* What is required
Repeat the entire listing exactly as written.

* Stored items from a collection
• • • • •
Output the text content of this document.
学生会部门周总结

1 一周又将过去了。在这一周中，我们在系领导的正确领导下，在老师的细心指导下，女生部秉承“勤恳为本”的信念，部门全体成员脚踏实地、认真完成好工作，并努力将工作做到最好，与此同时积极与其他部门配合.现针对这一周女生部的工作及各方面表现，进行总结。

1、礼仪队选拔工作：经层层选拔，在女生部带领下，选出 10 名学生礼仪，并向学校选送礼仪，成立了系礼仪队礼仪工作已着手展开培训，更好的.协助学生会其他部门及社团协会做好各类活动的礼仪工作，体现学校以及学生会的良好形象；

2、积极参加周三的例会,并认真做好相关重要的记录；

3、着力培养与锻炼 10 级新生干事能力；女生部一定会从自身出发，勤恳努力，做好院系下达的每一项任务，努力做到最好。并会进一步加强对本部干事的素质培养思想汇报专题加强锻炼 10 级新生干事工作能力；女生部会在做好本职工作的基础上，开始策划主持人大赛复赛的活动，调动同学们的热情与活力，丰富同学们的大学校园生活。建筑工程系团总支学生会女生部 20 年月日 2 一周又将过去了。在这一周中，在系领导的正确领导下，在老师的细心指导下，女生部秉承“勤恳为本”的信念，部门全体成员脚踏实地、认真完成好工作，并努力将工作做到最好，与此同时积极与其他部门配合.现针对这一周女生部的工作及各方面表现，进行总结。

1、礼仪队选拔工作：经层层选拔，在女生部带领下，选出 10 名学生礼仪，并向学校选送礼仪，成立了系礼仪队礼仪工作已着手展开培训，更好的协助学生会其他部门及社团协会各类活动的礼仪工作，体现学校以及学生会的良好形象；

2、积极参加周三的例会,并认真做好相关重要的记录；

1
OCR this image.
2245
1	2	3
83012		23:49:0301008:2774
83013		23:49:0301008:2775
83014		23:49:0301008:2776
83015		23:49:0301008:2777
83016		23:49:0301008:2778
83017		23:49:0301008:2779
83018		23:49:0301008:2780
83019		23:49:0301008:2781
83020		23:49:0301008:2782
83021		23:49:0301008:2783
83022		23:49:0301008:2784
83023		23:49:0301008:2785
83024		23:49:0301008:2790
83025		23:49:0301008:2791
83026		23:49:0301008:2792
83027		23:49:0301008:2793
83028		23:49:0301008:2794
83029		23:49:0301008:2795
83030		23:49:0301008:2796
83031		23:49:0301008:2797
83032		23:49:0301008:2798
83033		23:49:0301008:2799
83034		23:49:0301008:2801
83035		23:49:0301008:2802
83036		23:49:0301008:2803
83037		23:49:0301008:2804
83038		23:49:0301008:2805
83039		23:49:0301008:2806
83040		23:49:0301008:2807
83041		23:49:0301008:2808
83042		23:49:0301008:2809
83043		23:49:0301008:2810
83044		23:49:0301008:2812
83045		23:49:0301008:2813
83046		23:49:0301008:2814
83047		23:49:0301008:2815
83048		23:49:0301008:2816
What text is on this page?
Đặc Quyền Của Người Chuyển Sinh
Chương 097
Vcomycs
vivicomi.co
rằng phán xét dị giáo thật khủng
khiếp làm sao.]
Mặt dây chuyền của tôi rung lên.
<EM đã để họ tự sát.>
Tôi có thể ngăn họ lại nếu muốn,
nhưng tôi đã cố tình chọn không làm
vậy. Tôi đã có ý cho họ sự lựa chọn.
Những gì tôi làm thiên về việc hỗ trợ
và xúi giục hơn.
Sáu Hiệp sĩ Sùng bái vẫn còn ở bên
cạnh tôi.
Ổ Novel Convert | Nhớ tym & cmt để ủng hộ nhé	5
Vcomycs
• • • • •
* Expected output
Output the text content of this document.
学生会部门周总结

1 一周又将过去了。在这一周中，我们在系领导的正确领导下，在老师的细心指导下，女生部秉承“勤恳为本”的信念，部门全体成员脚踏实地、认真完成好工作，并努力将工作做到最好，与此同时积极与其他部门配合.现针对这一周女生部的工作及各方面表现，进行总结。

1、礼仪队选拔工作：经层层选拔，在女生部带领下，选出 10 名学生礼仪，并向学校选送礼仪，成立了系礼仪队礼仪工作已着手展开培训，更好的.协助学生会其他部门及社团协会做好各类活动的礼仪工作，体现学校以及学生会的良好形象；

2、积极参加周三的例会,并认真做好相关重要的记录；

3、着力培养与锻炼 10 级新生干事能力；女生部一定会从自身出发，勤恳努力，做好院系下达的每一项任务，努力做到最好。并会进一步加强对本部干事的素质培养思想汇报专题加强锻炼 10 级新生干事工作能力；女生部会在做好本职工作的基础上，开始策划主持人大赛复赛的活动，调动同学们的热情与活力，丰富同学们的大学校园生活。建筑工程系团总支学生会女生部 20 年月日 2 一周又将过去了。在这一周中，在系领导的正确领导下，在老师的细心指导下，女生部秉承“勤恳为本”的信念，部门全体成员脚踏实地、认真完成好工作，并努力将工作做到最好，与此同时积极与其他部门配合.现针对这一周女生部的工作及各方面表现，进行总结。

1、礼仪队选拔工作：经层层选拔，在女生部带领下，选出 10 名学生礼仪，并向学校选送礼仪，成立了系礼仪队礼仪工作已着手展开培训，更好的协助学生会其他部门及社团协会各类活动的礼仪工作，体现学校以及学生会的良好形象；

2、积极参加周三的例会,并认真做好相关重要的记录；

1
OCR this image.
2245
1	2	3
83012		23:49:0301008:2774
83013		23:49:0301008:2775
83014		23:49:0301008:2776
83015		23:49:0301008:2777
83016		23:49:0301008:2778
83017		23:49:0301008:2779
83018		23:49:0301008:2780
83019		23:49:0301008:2781
83020		23:49:0301008:2782
83021		23:49:0301008:2783
83022		23:49:0301008:2784
83023		23:49:0301008:2785
83024		23:49:0301008:2790
83025		23:49:0301008:2791
83026		23:49:0301008:2792
83027		23:49:0301008:2793
83028		23:49:0301008:2794
83029		23:49:0301008:2795
83030		23:49:0301008:2796
83031		23:49:0301008:2797
83032		23:49:0301008:2798
83033		23:49:0301008:2799
83034		23:49:0301008:2801
83035		23:49:0301008:2802
83036		23:49:0301008:2803
83037		23:49:0301008:2804
83038		23:49:0301008:2805
83039		23:49:0301008:2806
83040		23:49:0301008:2807
83041		23:49:0301008:2808
83042		23:49:0301008:2809
83043		23:49:0301008:2810
83044		23:49:0301008:2812
83045		23:49:0301008:2813
83046		23:49:0301008:2814
83047		23:49:0301008:2815
83048		23:49:0301008:2816
What text is on this page?
Đặc Quyền Của Người Chuyển Sinh
Chương 097
Vcomycs
vivicomi.co
rằng phán xét dị giáo thật khủng
khiếp làm sao.]
Mặt dây chuyền của tôi rung lên.
<EM đã để họ tự sát.>
Tôi có thể ngăn họ lại nếu muốn,
nhưng tôi đã cố tình chọn không làm
vậy. Tôi đã có ý cho họ sự lựa chọn.
Những gì tôi làm thiên về việc hỗ trợ
và xúi giục hơn.
Sáu Hiệp sĩ Sùng bái vẫn còn ở bên
cạnh tôi.
Ổ Novel Convert | Nhớ tym & cmt để ủng hộ nhé	5
Vcomycs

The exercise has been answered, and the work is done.